I hope this post finds you all healthy and well! It is my 39th birthday today and I find myself feeling thankful that God has given me another day and another year to celebrate. I’ve also been thinking about how many changes have taken place in the last couple of years.
Two years ago my husband was given the opportunity to transfer to another state, to stay within his company. After many long conversations (some involved me crying) we decided it was in our best interest to make the move. The hardest part for me was having to tell our two oldest boys that we were uprooting them from all they’d known…that their school, friends, and family were going to be 1,200 miles away. My husband needed to start work immediately, so we took 2 days, looked at 9 homes, and put in our offer. Our boys still had 6 weeks left of their school year and we didn’t want them to miss it. So my husband worked in NC and flew home on the weekends to try and make it to their soccer games. Meanwhile, I was having to get the kids ready to leave a couple times a day, so the realtor could show our home. We lived there seven years, and I watched my husband make so many changes to make it ours. The treehouse he built with our boys, the flowers he planted me for Mother’s Day, the painted mural on our youngest son’s wall, the tree in the back yard where he carved our initials. We loved our neighbors, friends, and community. Deep down I knew we made the right decision, but it wasn’t any easier to know strangers were walking through our home in hopes of buying it.

——

■ Challenge 1
According to the post about the move, how many years did the family live in the home they put up for sale?

■ Given records
——

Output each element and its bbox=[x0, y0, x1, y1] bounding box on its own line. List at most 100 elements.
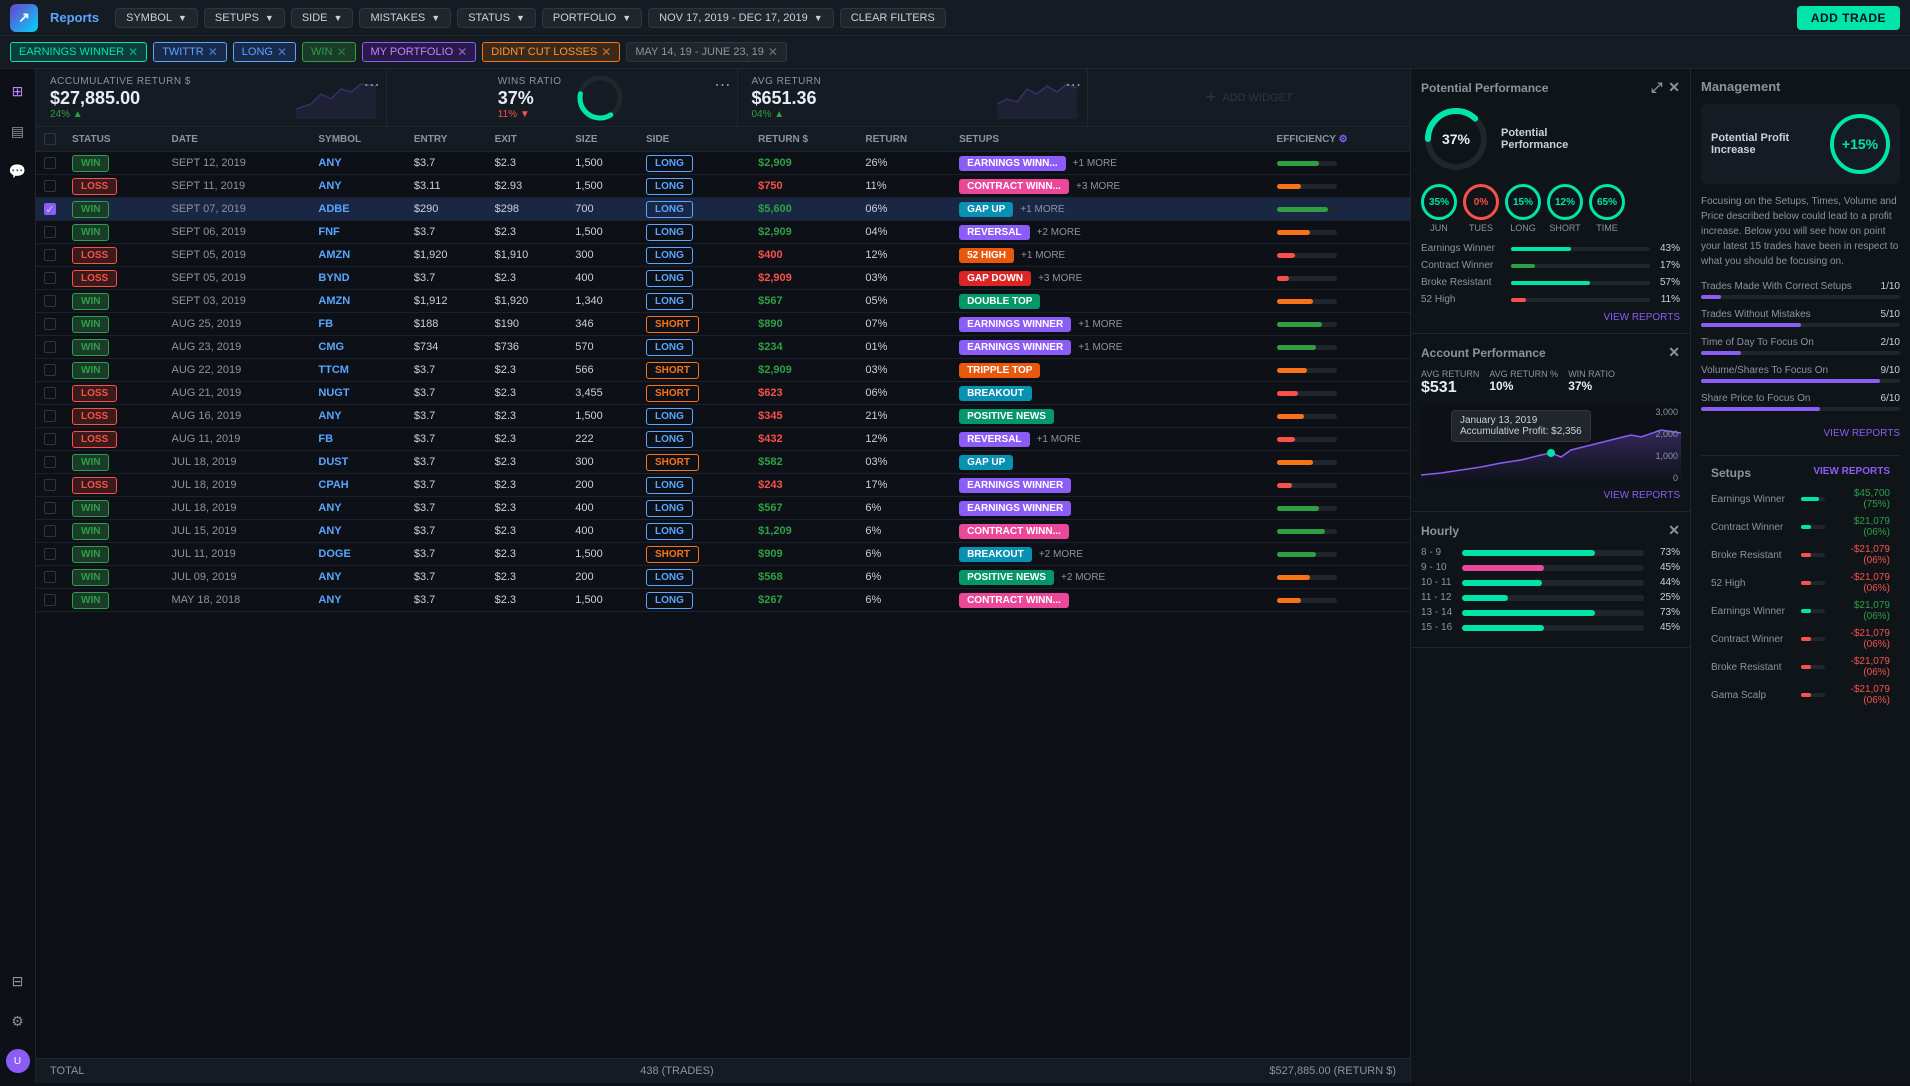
row-symbol[interactable]: NUGT bbox=[310, 382, 406, 405]
more-setups[interactable]: +3 MORE bbox=[1038, 273, 1082, 284]
row-checkbox[interactable] bbox=[44, 295, 56, 307]
potential-perf-expand[interactable]: ⤢ bbox=[1651, 79, 1662, 96]
potential-perf-close[interactable]: ✕ bbox=[1668, 79, 1680, 96]
row-symbol[interactable]: FNF bbox=[310, 221, 406, 244]
date-range-btn[interactable]: NOV 17, 2019 - DEC 17, 2019 ▼ bbox=[648, 8, 834, 28]
remove-filter-earnings-winner[interactable]: ✕ bbox=[128, 45, 138, 59]
trade-table-container[interactable]: STATUS DATE SYMBOL ENTRY EXIT SIZE SIDE … bbox=[36, 127, 1410, 1058]
setup-tag[interactable]: 52 HIGH bbox=[959, 248, 1014, 263]
row-checkbox[interactable] bbox=[44, 548, 56, 560]
setup-tag[interactable]: GAP UP bbox=[959, 455, 1013, 470]
row-setup[interactable]: CONTRACT WINN... +3 MORE bbox=[951, 175, 1242, 198]
table-row[interactable]: LOSS SEPT 11, 2019 ANY $3.11 $2.93 1,500… bbox=[36, 175, 1410, 198]
setups-filter-btn[interactable]: SETUPS ▼ bbox=[204, 8, 285, 28]
acc-return-menu[interactable]: ⋯ bbox=[364, 75, 380, 95]
select-all-checkbox[interactable] bbox=[44, 133, 56, 145]
row-checkbox[interactable] bbox=[44, 157, 56, 169]
avg-return-menu[interactable]: ⋯ bbox=[1065, 75, 1081, 95]
table-row[interactable]: WIN MAY 18, 2018 ANY $3.7 $2.3 1,500 LON… bbox=[36, 589, 1410, 612]
sidebar-user-icon[interactable]: U bbox=[6, 1049, 30, 1073]
row-checkbox[interactable] bbox=[44, 226, 56, 238]
row-symbol[interactable]: ANY bbox=[310, 152, 406, 175]
wins-ratio-menu[interactable]: ⋯ bbox=[715, 75, 731, 95]
account-perf-close[interactable]: ✕ bbox=[1668, 344, 1680, 361]
row-symbol[interactable]: AMZN bbox=[310, 290, 406, 313]
row-symbol[interactable]: CPAH bbox=[310, 474, 406, 497]
clear-filters-btn[interactable]: CLEAR FILTERS bbox=[840, 8, 946, 28]
symbol-filter-btn[interactable]: SYMBOL ▼ bbox=[115, 8, 198, 28]
table-row[interactable]: WIN JUL 15, 2019 ANY $3.7 $2.3 400 LONG … bbox=[36, 520, 1410, 543]
filter-tag-earnings-winner[interactable]: EARNINGS WINNER ✕ bbox=[10, 42, 147, 62]
table-row[interactable]: ✓ WIN SEPT 07, 2019 ADBE $290 $298 700 L… bbox=[36, 198, 1410, 221]
more-setups[interactable]: +2 MORE bbox=[1061, 572, 1105, 583]
account-perf-view-reports[interactable]: VIEW REPORTS bbox=[1604, 490, 1681, 501]
row-symbol[interactable]: ANY bbox=[310, 497, 406, 520]
filter-tag-long[interactable]: LONG ✕ bbox=[233, 42, 296, 62]
setup-tag[interactable]: REVERSAL bbox=[959, 225, 1029, 240]
table-row[interactable]: WIN JUL 18, 2019 ANY $3.7 $2.3 400 LONG … bbox=[36, 497, 1410, 520]
row-symbol[interactable]: ANY bbox=[310, 175, 406, 198]
row-setup[interactable]: CONTRACT WINN... bbox=[951, 589, 1242, 612]
remove-filter-losses[interactable]: ✕ bbox=[601, 45, 611, 59]
filter-tag-portfolio[interactable]: MY PORTFOLIO ✕ bbox=[362, 42, 477, 62]
sidebar-settings-icon[interactable]: ⚙ bbox=[6, 1009, 30, 1033]
row-symbol[interactable]: CMG bbox=[310, 336, 406, 359]
row-checkbox[interactable] bbox=[44, 272, 56, 284]
row-setup[interactable]: EARNINGS WINNER bbox=[951, 474, 1242, 497]
filter-tag-win[interactable]: WIN ✕ bbox=[302, 42, 355, 62]
more-setups[interactable]: +1 MORE bbox=[1078, 342, 1122, 353]
table-row[interactable]: LOSS AUG 21, 2019 NUGT $3.7 $2.3 3,455 S… bbox=[36, 382, 1410, 405]
logo-icon[interactable]: ↗ bbox=[10, 4, 38, 32]
status-filter-btn[interactable]: STATUS ▼ bbox=[457, 8, 536, 28]
row-symbol[interactable]: AMZN bbox=[310, 244, 406, 267]
more-setups[interactable]: +3 MORE bbox=[1076, 181, 1120, 192]
table-row[interactable]: WIN JUL 18, 2019 DUST $3.7 $2.3 300 SHOR… bbox=[36, 451, 1410, 474]
setup-tag[interactable]: CONTRACT WINN... bbox=[959, 524, 1069, 539]
table-row[interactable]: WIN AUG 25, 2019 FB $188 $190 346 SHORT … bbox=[36, 313, 1410, 336]
filter-tag-twittr[interactable]: TWITTR ✕ bbox=[153, 42, 227, 62]
row-setup[interactable]: EARNINGS WINNER +1 MORE bbox=[951, 313, 1242, 336]
row-symbol[interactable]: ANY bbox=[310, 566, 406, 589]
setup-tag[interactable]: CONTRACT WINN... bbox=[959, 593, 1069, 608]
setup-tag[interactable]: BREAKOUT bbox=[959, 386, 1032, 401]
row-checkbox[interactable] bbox=[44, 502, 56, 514]
row-setup[interactable]: GAP DOWN +3 MORE bbox=[951, 267, 1242, 290]
setup-tag[interactable]: EARNINGS WINN... bbox=[959, 156, 1066, 171]
sidebar-grid-icon[interactable]: ⊟ bbox=[6, 969, 30, 993]
side-filter-btn[interactable]: SIDE ▼ bbox=[291, 8, 354, 28]
filter-tag-losses[interactable]: DIDNT CUT LOSSES ✕ bbox=[482, 42, 620, 62]
add-trade-button[interactable]: ADD TRADE bbox=[1797, 6, 1900, 30]
row-symbol[interactable]: DUST bbox=[310, 451, 406, 474]
row-symbol[interactable]: ANY bbox=[310, 405, 406, 428]
remove-filter-win[interactable]: ✕ bbox=[336, 45, 346, 59]
more-setups[interactable]: +1 MORE bbox=[1073, 158, 1117, 169]
row-setup[interactable]: POSITIVE NEWS +2 MORE bbox=[951, 566, 1242, 589]
more-setups[interactable]: +2 MORE bbox=[1037, 227, 1081, 238]
row-checkbox[interactable] bbox=[44, 525, 56, 537]
row-checkbox[interactable] bbox=[44, 571, 56, 583]
row-setup[interactable]: EARNINGS WINNER +1 MORE bbox=[951, 336, 1242, 359]
sidebar-home-icon[interactable]: ⊞ bbox=[6, 79, 30, 103]
row-checkbox[interactable] bbox=[44, 594, 56, 606]
mistakes-filter-btn[interactable]: MISTAKES ▼ bbox=[359, 8, 451, 28]
row-symbol[interactable]: DOGE bbox=[310, 543, 406, 566]
setup-tag[interactable]: GAP DOWN bbox=[959, 271, 1031, 286]
table-row[interactable]: LOSS JUL 18, 2019 CPAH $3.7 $2.3 200 LON… bbox=[36, 474, 1410, 497]
row-setup[interactable]: GAP UP +1 MORE bbox=[951, 198, 1242, 221]
more-setups[interactable]: +1 MORE bbox=[1078, 319, 1122, 330]
table-row[interactable]: LOSS AUG 16, 2019 ANY $3.7 $2.3 1,500 LO… bbox=[36, 405, 1410, 428]
management-view-reports[interactable]: VIEW REPORTS bbox=[1824, 428, 1901, 439]
setup-tag[interactable]: POSITIVE NEWS bbox=[959, 409, 1054, 424]
row-checkbox[interactable] bbox=[44, 318, 56, 330]
add-widget-card[interactable]: + ADD WIDGET bbox=[1088, 69, 1410, 126]
remove-filter-long[interactable]: ✕ bbox=[277, 45, 287, 59]
setup-tag[interactable]: CONTRACT WINN... bbox=[959, 179, 1069, 194]
more-setups[interactable]: +1 MORE bbox=[1021, 250, 1065, 261]
row-setup[interactable]: 52 HIGH +1 MORE bbox=[951, 244, 1242, 267]
more-setups[interactable]: +1 MORE bbox=[1037, 434, 1081, 445]
row-setup[interactable]: DOUBLE TOP bbox=[951, 290, 1242, 313]
row-symbol[interactable]: BYND bbox=[310, 267, 406, 290]
setup-tag[interactable]: POSITIVE NEWS bbox=[959, 570, 1054, 585]
setup-tag[interactable]: DOUBLE TOP bbox=[959, 294, 1040, 309]
sidebar-chart-icon[interactable]: ▤ bbox=[6, 119, 30, 143]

——

■ Challenge 2
Turn the rows into a JSON list of strings, one string per line, starting with the line that contains "row-symbol[interactable]: NUGT bbox=[310, 382, 406, 405]" and going on through the line that contains "potential-perf-expand[interactable]: ⤢ bbox=[1651, 79, 1662, 96]".

■ Final result 1
They lived there seven years.

■ Final result 2
[
  "row-symbol[interactable]: NUGT bbox=[310, 382, 406, 405]",
  "more-setups[interactable]: +3 MORE bbox=[1038, 273, 1082, 284]",
  "row-checkbox[interactable] bbox=[44, 295, 56, 307]",
  "potential-perf-expand[interactable]: ⤢ bbox=[1651, 79, 1662, 96]"
]